◆ Exercise objective
Copy all lines that contain the word "waste".

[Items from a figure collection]
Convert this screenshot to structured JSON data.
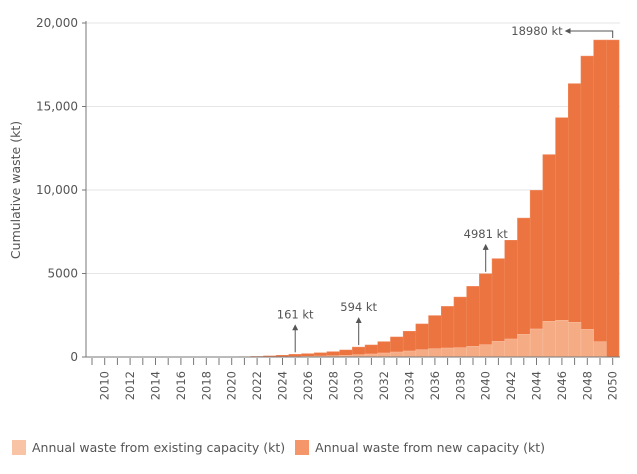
{
  "chart_data": {
    "type": "bar",
    "title": "",
    "xlabel": "",
    "ylabel": "Cumulative waste (kt)",
    "ylim": [
      0,
      20000
    ],
    "yticks": [
      0,
      5000,
      10000,
      15000,
      20000
    ],
    "ytick_labels": [
      "0",
      "5000",
      "10,000",
      "15,000",
      "20,000"
    ],
    "grid": "horizontal",
    "legend_position": "bottom-left",
    "categories": [
      2009,
      2010,
      2011,
      2012,
      2013,
      2014,
      2015,
      2016,
      2017,
      2018,
      2019,
      2020,
      2021,
      2022,
      2023,
      2024,
      2025,
      2026,
      2027,
      2028,
      2029,
      2030,
      2031,
      2032,
      2033,
      2034,
      2035,
      2036,
      2037,
      2038,
      2039,
      2040,
      2041,
      2042,
      2043,
      2044,
      2045,
      2046,
      2047,
      2048,
      2049,
      2050
    ],
    "xtick_labels": [
      "2010",
      "2012",
      "2014",
      "2016",
      "2018",
      "2020",
      "2022",
      "2024",
      "2026",
      "2028",
      "2030",
      "2032",
      "2034",
      "2036",
      "2038",
      "2040",
      "2042",
      "2044",
      "2046",
      "2048",
      "2050"
    ],
    "series": [
      {
        "name": "Annual waste from new capacity (kt)",
        "color": "#ec7440",
        "legend_color": "#f4956a",
        "values": [
          0,
          0,
          0,
          0,
          0,
          0,
          0,
          0,
          0,
          0,
          2,
          8,
          18,
          35,
          65,
          105,
          161,
          200,
          250,
          320,
          420,
          594,
          720,
          920,
          1200,
          1540,
          1980,
          2480,
          3030,
          3590,
          4230,
          4981,
          5890,
          6990,
          8320,
          9980,
          12120,
          14330,
          16370,
          18020,
          18980,
          18980
        ]
      },
      {
        "name": "Annual waste from existing capacity (kt)",
        "color": "#f5ac85",
        "legend_color": "#f9c4a6",
        "values": [
          0,
          0,
          0,
          0,
          0,
          0,
          0,
          0,
          0,
          0,
          0,
          2,
          4,
          6,
          10,
          15,
          25,
          40,
          60,
          80,
          100,
          140,
          180,
          240,
          300,
          360,
          440,
          500,
          540,
          560,
          640,
          740,
          940,
          1080,
          1360,
          1680,
          2140,
          2200,
          2080,
          1660,
          920,
          0
        ]
      }
    ],
    "annotations": [
      {
        "year": 2025,
        "text": "161 kt"
      },
      {
        "year": 2030,
        "text": "594 kt"
      },
      {
        "year": 2040,
        "text": "4981 kt"
      },
      {
        "year": 2050,
        "text": "18980 kt"
      }
    ]
  }
}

◆ Task output
    "ylabel": "Cumulative waste (kt)",
        "name": "Annual waste from new capacity (kt)",
        "name": "Annual waste from existing capacity (kt)",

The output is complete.